▸ Your task
State the number of lines that contain the word "이루어져", and add nothing else.

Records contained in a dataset

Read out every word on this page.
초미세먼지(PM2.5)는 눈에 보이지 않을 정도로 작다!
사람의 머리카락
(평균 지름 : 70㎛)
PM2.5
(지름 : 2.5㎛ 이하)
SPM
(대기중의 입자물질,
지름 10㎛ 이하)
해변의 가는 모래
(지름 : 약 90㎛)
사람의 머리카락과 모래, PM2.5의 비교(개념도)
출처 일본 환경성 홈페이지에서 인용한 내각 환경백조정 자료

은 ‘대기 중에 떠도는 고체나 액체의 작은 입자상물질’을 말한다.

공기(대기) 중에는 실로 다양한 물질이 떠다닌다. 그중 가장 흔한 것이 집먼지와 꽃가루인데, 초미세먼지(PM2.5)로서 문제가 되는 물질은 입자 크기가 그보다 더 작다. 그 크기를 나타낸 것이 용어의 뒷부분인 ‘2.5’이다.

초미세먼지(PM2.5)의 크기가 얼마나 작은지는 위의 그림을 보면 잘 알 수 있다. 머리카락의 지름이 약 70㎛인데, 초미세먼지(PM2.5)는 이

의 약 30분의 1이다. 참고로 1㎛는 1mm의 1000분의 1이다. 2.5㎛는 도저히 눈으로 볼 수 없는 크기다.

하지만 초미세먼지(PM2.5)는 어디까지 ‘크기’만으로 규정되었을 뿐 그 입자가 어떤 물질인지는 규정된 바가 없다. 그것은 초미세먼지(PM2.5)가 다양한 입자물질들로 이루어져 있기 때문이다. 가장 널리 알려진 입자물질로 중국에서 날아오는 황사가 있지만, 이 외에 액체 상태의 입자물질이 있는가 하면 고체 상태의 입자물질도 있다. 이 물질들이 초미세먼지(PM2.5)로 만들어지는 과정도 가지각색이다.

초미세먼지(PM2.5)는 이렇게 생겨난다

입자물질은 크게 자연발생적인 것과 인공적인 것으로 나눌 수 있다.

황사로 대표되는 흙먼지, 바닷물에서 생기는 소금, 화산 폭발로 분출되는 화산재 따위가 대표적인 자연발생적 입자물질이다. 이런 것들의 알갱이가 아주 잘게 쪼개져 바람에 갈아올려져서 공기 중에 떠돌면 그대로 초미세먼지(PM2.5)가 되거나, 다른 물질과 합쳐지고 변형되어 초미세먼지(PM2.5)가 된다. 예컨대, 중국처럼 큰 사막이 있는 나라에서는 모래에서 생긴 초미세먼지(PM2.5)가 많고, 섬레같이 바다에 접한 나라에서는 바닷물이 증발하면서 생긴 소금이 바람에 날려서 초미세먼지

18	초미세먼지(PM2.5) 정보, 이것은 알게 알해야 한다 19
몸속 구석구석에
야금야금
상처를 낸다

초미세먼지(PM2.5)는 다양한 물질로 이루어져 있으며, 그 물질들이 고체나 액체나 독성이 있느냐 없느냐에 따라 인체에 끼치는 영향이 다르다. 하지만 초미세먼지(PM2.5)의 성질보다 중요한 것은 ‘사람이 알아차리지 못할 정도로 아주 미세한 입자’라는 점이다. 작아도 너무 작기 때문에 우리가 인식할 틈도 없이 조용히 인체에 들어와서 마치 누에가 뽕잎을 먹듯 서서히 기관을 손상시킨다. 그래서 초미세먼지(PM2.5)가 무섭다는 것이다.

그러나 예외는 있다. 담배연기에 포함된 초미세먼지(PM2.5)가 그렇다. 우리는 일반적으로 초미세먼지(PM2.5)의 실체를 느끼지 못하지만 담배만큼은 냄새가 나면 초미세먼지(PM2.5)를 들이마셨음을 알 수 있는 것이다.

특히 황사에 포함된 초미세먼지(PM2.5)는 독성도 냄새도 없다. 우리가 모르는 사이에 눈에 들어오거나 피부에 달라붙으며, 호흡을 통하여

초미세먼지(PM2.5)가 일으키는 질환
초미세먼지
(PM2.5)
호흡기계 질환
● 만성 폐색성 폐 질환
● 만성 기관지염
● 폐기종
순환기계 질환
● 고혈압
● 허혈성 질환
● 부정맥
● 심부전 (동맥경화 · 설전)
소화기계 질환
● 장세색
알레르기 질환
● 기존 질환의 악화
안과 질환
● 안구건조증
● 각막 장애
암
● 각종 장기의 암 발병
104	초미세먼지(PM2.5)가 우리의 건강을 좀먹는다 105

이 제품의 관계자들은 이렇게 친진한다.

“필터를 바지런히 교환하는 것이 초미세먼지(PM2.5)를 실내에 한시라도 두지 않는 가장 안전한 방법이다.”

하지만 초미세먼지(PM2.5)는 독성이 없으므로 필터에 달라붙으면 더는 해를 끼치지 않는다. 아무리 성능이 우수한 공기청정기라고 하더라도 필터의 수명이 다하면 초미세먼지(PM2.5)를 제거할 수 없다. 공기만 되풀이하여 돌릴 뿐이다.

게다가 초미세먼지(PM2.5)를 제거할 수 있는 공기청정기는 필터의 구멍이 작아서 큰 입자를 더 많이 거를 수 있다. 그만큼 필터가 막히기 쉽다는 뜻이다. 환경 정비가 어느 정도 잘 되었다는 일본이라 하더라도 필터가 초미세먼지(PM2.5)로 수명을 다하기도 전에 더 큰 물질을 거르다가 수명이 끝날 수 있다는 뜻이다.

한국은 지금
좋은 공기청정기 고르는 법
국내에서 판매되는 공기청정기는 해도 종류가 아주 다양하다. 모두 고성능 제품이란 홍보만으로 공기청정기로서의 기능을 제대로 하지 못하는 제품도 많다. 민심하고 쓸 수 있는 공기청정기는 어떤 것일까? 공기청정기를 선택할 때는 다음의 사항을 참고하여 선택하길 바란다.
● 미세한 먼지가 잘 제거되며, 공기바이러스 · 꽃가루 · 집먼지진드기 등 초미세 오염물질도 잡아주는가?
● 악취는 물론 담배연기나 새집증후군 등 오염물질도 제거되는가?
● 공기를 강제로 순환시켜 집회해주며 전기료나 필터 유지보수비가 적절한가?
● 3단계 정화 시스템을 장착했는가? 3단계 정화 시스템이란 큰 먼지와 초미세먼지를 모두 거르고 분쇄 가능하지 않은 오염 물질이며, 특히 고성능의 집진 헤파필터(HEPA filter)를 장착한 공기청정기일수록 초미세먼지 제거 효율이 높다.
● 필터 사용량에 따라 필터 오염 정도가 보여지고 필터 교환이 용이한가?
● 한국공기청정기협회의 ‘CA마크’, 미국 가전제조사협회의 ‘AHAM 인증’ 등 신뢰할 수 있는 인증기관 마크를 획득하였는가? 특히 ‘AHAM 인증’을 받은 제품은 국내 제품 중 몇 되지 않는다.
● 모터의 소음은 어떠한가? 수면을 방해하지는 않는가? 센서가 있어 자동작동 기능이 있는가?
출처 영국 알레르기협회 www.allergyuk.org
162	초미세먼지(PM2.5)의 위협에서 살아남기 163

▸ Task response
2